▸ WHAT THE TASK REQUIRES
Would you transcribe the listing that follows, character for character, and omit its images?

(Figure contents as structured data)
★ ★ ★
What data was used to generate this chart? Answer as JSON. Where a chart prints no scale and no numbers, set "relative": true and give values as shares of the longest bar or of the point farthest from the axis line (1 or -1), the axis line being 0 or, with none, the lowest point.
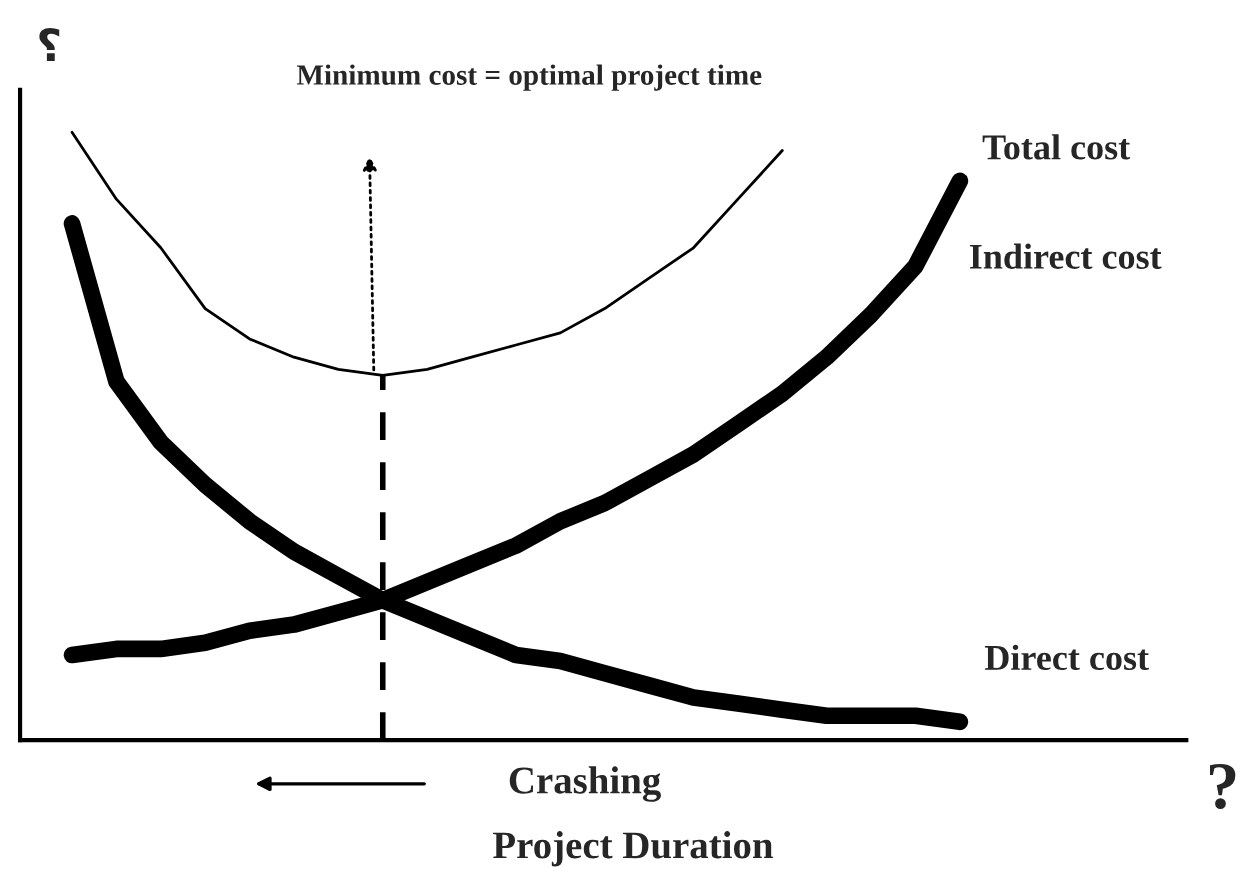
{
  "chart_data": {
    "type": "line",
    "relative": true,
    "ylabel": "؟",
    "xlabel": "Project Duration",
    "categories": [
      null,
      null,
      null,
      null,
      null,
      null,
      null,
      null,
      null,
      null,
      null,
      null,
      null,
      null,
      null,
      null,
      null,
      null,
      null,
      null,
      null
    ],
    "series": [
      {
        "name": "Total cost",
        "color": "#000000",
        "values": [
          1.0,
          0.89,
          0.81,
          0.71,
          0.66,
          0.63,
          0.61,
          0.6,
          0.61,
          0.63,
          0.65,
          0.67,
          0.71,
          0.76,
          0.81,
          0.89,
          0.97,
          null,
          null,
          null,
          null
        ]
      },
      {
        "name": "Indirect cost",
        "color": "#000000",
        "values": [
          0.14,
          0.15,
          0.15,
          0.16,
          0.18,
          0.19,
          0.21,
          0.23,
          0.26,
          0.29,
          0.32,
          0.36,
          0.39,
          0.43,
          0.47,
          0.52,
          0.57,
          0.63,
          0.7,
          0.78,
          0.92
        ]
      },
      {
        "name": "Direct cost",
        "color": "#000000",
        "values": [
          0.85,
          0.59,
          0.49,
          0.42,
          0.36,
          0.31,
          0.27,
          0.23,
          0.2,
          0.17,
          0.14,
          0.13,
          0.11,
          0.09,
          0.07,
          0.06,
          0.05,
          0.04,
          0.04,
          0.04,
          0.03
        ]
      }
    ],
    "annotations": [
      "Minimum cost = optimal project time",
      "Crashing",
      "?"
    ],
    "legend": false
  }
}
★ ★ ★
▸ RESPONSE TO THIS EXERCISE
What data was used to generate this chart? Answer as JSON. Where a chart prints no scale and no numbers, set "relative": true and give values as shares of the longest bar or of the point farthest from the axis line (1 or -1), the axis line being 0 or, with none, the lowest point.
{
  "chart_data": {
    "type": "line",
    "relative": true,
    "ylabel": "؟",
    "xlabel": "Project Duration",
    "categories": [
      null,
      null,
      null,
      null,
      null,
      null,
      null,
      null,
      null,
      null,
      null,
      null,
      null,
      null,
      null,
      null,
      null,
      null,
      null,
      null,
      null
    ],
    "series": [
      {
        "name": "Total cost",
        "color": "#000000",
        "values": [
          1.0,
          0.89,
          0.81,
          0.71,
          0.66,
          0.63,
          0.61,
          0.6,
          0.61,
          0.63,
          0.65,
          0.67,
          0.71,
          0.76,
          0.81,
          0.89,
          0.97,
          null,
          null,
          null,
          null
        ]
      },
      {
        "name": "Indirect cost",
        "color": "#000000",
        "values": [
          0.14,
          0.15,
          0.15,
          0.16,
          0.18,
          0.19,
          0.21,
          0.23,
          0.26,
          0.29,
          0.32,
          0.36,
          0.39,
          0.43,
          0.47,
          0.52,
          0.57,
          0.63,
          0.7,
          0.78,
          0.92
        ]
      },
      {
        "name": "Direct cost",
        "color": "#000000",
        "values": [
          0.85,
          0.59,
          0.49,
          0.42,
          0.36,
          0.31,
          0.27,
          0.23,
          0.2,
          0.17,
          0.14,
          0.13,
          0.11,
          0.09,
          0.07,
          0.06,
          0.05,
          0.04,
          0.04,
          0.04,
          0.03
        ]
      }
    ],
    "annotations": [
      "Minimum cost = optimal project time",
      "Crashing",
      "?"
    ],
    "legend": false
  }
}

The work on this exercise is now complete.